**Work to do:**
Copy the listing verbatim, excluding any images found in it.

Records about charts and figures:
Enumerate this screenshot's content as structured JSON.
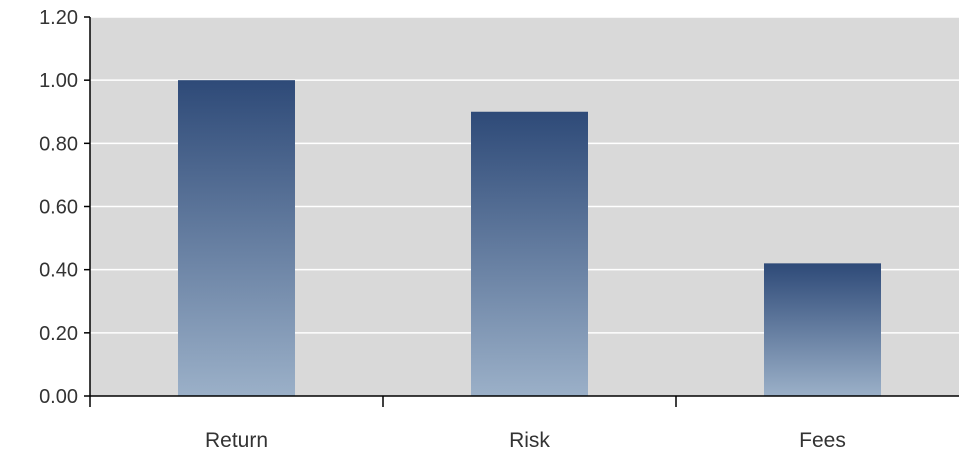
{
  "chart_data": {
    "type": "bar",
    "categories": [
      "Return",
      "Risk",
      "Fees"
    ],
    "values": [
      1.0,
      0.9,
      0.42
    ],
    "title": "",
    "xlabel": "",
    "ylabel": "",
    "ylim": [
      0,
      1.2
    ],
    "yticks": [
      "0.00",
      "0.20",
      "0.40",
      "0.60",
      "0.80",
      "1.00",
      "1.20"
    ],
    "grid": true,
    "legend": "none",
    "colors": {
      "plot_background": "#d9d9d9",
      "gridline": "#ffffff",
      "bar_top": "#2e4a78",
      "bar_bottom": "#9bb0c8",
      "axis": "#000000"
    }
  }
}
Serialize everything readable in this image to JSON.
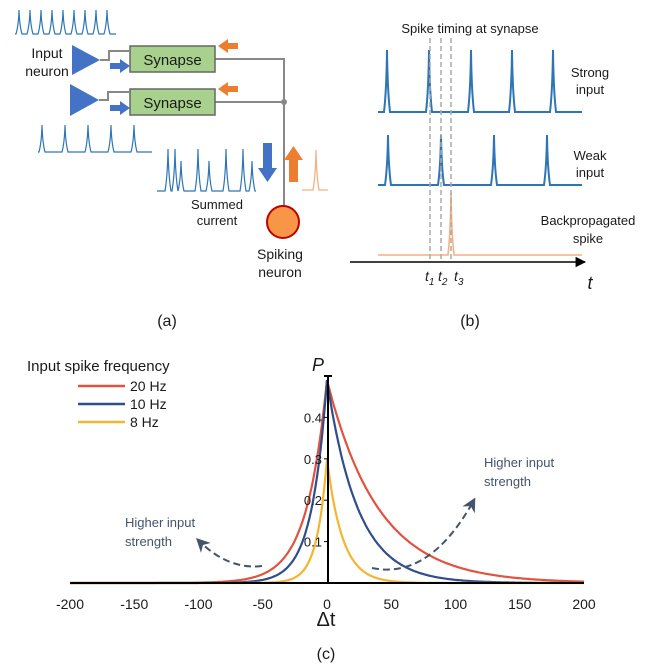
{
  "panel_a": {
    "input_neuron_label": [
      "Input",
      "neuron"
    ],
    "synapse_labels": [
      "Synapse",
      "Synapse"
    ],
    "summed_current_label": [
      "Summed",
      "current"
    ],
    "spiking_neuron_label": [
      "Spiking",
      "neuron"
    ],
    "caption": "(a)"
  },
  "panel_b": {
    "title": "Spike timing at synapse",
    "row_labels": [
      [
        "Strong",
        "input"
      ],
      [
        "Weak",
        "input"
      ],
      [
        "Backpropagated",
        "spike"
      ]
    ],
    "time_markers": [
      {
        "name": "t",
        "sub": "1"
      },
      {
        "name": "t",
        "sub": "2"
      },
      {
        "name": "t",
        "sub": "3"
      }
    ],
    "axis_label": "t",
    "caption": "(b)"
  },
  "panel_c": {
    "caption": "(c)",
    "annotation_left": [
      "Higher input",
      "strength"
    ],
    "annotation_right": [
      "Higher input",
      "strength"
    ]
  },
  "colors": {
    "blue_neuron": "#4472c4",
    "synapse_fill": "#a9d18e",
    "spike_blue": "#2e75b6",
    "backprop_orange": "#f4b183",
    "arrow_orange": "#ed7d31",
    "spiking_neuron": "#f79646",
    "curve_20hz": "#e0533f",
    "curve_10hz": "#2f4e8c",
    "curve_8hz": "#f2b632",
    "annotation": "#44546a"
  },
  "chart_data": {
    "type": "line",
    "title": "",
    "legend_title": "Input spike frequency",
    "legend_position": "top-left",
    "xlabel": "Δt",
    "ylabel": "P",
    "xlim": [
      -200,
      200
    ],
    "ylim": [
      0,
      0.5
    ],
    "xticks": [
      -200,
      -150,
      -100,
      -50,
      0,
      50,
      100,
      150,
      200
    ],
    "yticks": [
      0.1,
      0.2,
      0.3,
      0.4
    ],
    "grid": false,
    "series": [
      {
        "name": "20 Hz",
        "peak": 0.49,
        "tau_pre": 16,
        "tau_post": 40,
        "color": "#e0533f"
      },
      {
        "name": "10 Hz",
        "peak": 0.49,
        "tau_pre": 12,
        "tau_post": 24,
        "color": "#2f4e8c"
      },
      {
        "name": "8 Hz",
        "peak": 0.3,
        "tau_pre": 8,
        "tau_post": 12,
        "color": "#f2b632"
      }
    ]
  }
}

**Written response:**
Enumerate this screenshot's content as structured JSON.
{
  "chart_data": {
    "type": "bar",
    "categories": [
      "Return",
      "Risk",
      "Fees"
    ],
    "values": [
      1.0,
      0.9,
      0.42
    ],
    "title": "",
    "xlabel": "",
    "ylabel": "",
    "ylim": [
      0,
      1.2
    ],
    "yticks": [
      "0.00",
      "0.20",
      "0.40",
      "0.60",
      "0.80",
      "1.00",
      "1.20"
    ],
    "grid": true,
    "legend": "none",
    "colors": {
      "plot_background": "#d9d9d9",
      "gridline": "#ffffff",
      "bar_top": "#2e4a78",
      "bar_bottom": "#9bb0c8",
      "axis": "#000000"
    }
  }
}
Serialize everything readable in this image to JSON.
{
  "panel_a": {
    "input_neuron_label": [
      "Input",
      "neuron"
    ],
    "synapse_labels": [
      "Synapse",
      "Synapse"
    ],
    "summed_current_label": [
      "Summed",
      "current"
    ],
    "spiking_neuron_label": [
      "Spiking",
      "neuron"
    ],
    "caption": "(a)"
  },
  "panel_b": {
    "title": "Spike timing at synapse",
    "row_labels": [
      [
        "Strong",
        "input"
      ],
      [
        "Weak",
        "input"
      ],
      [
        "Backpropagated",
        "spike"
      ]
    ],
    "time_markers": [
      {
        "name": "t",
        "sub": "1"
      },
      {
        "name": "t",
        "sub": "2"
      },
      {
        "name": "t",
        "sub": "3"
      }
    ],
    "axis_label": "t",
    "caption": "(b)"
  },
  "panel_c": {
    "caption": "(c)",
    "annotation_left": [
      "Higher input",
      "strength"
    ],
    "annotation_right": [
      "Higher input",
      "strength"
    ]
  },
  "colors": {
    "blue_neuron": "#4472c4",
    "synapse_fill": "#a9d18e",
    "spike_blue": "#2e75b6",
    "backprop_orange": "#f4b183",
    "arrow_orange": "#ed7d31",
    "spiking_neuron": "#f79646",
    "curve_20hz": "#e0533f",
    "curve_10hz": "#2f4e8c",
    "curve_8hz": "#f2b632",
    "annotation": "#44546a"
  },
  "chart_data": {
    "type": "line",
    "title": "",
    "legend_title": "Input spike frequency",
    "legend_position": "top-left",
    "xlabel": "Δt",
    "ylabel": "P",
    "xlim": [
      -200,
      200
    ],
    "ylim": [
      0,
      0.5
    ],
    "xticks": [
      -200,
      -150,
      -100,
      -50,
      0,
      50,
      100,
      150,
      200
    ],
    "yticks": [
      0.1,
      0.2,
      0.3,
      0.4
    ],
    "grid": false,
    "series": [
      {
        "name": "20 Hz",
        "peak": 0.49,
        "tau_pre": 16,
        "tau_post": 40,
        "color": "#e0533f"
      },
      {
        "name": "10 Hz",
        "peak": 0.49,
        "tau_pre": 12,
        "tau_post": 24,
        "color": "#2f4e8c"
      },
      {
        "name": "8 Hz",
        "peak": 0.3,
        "tau_pre": 8,
        "tau_post": 12,
        "color": "#f2b632"
      }
    ]
  }
}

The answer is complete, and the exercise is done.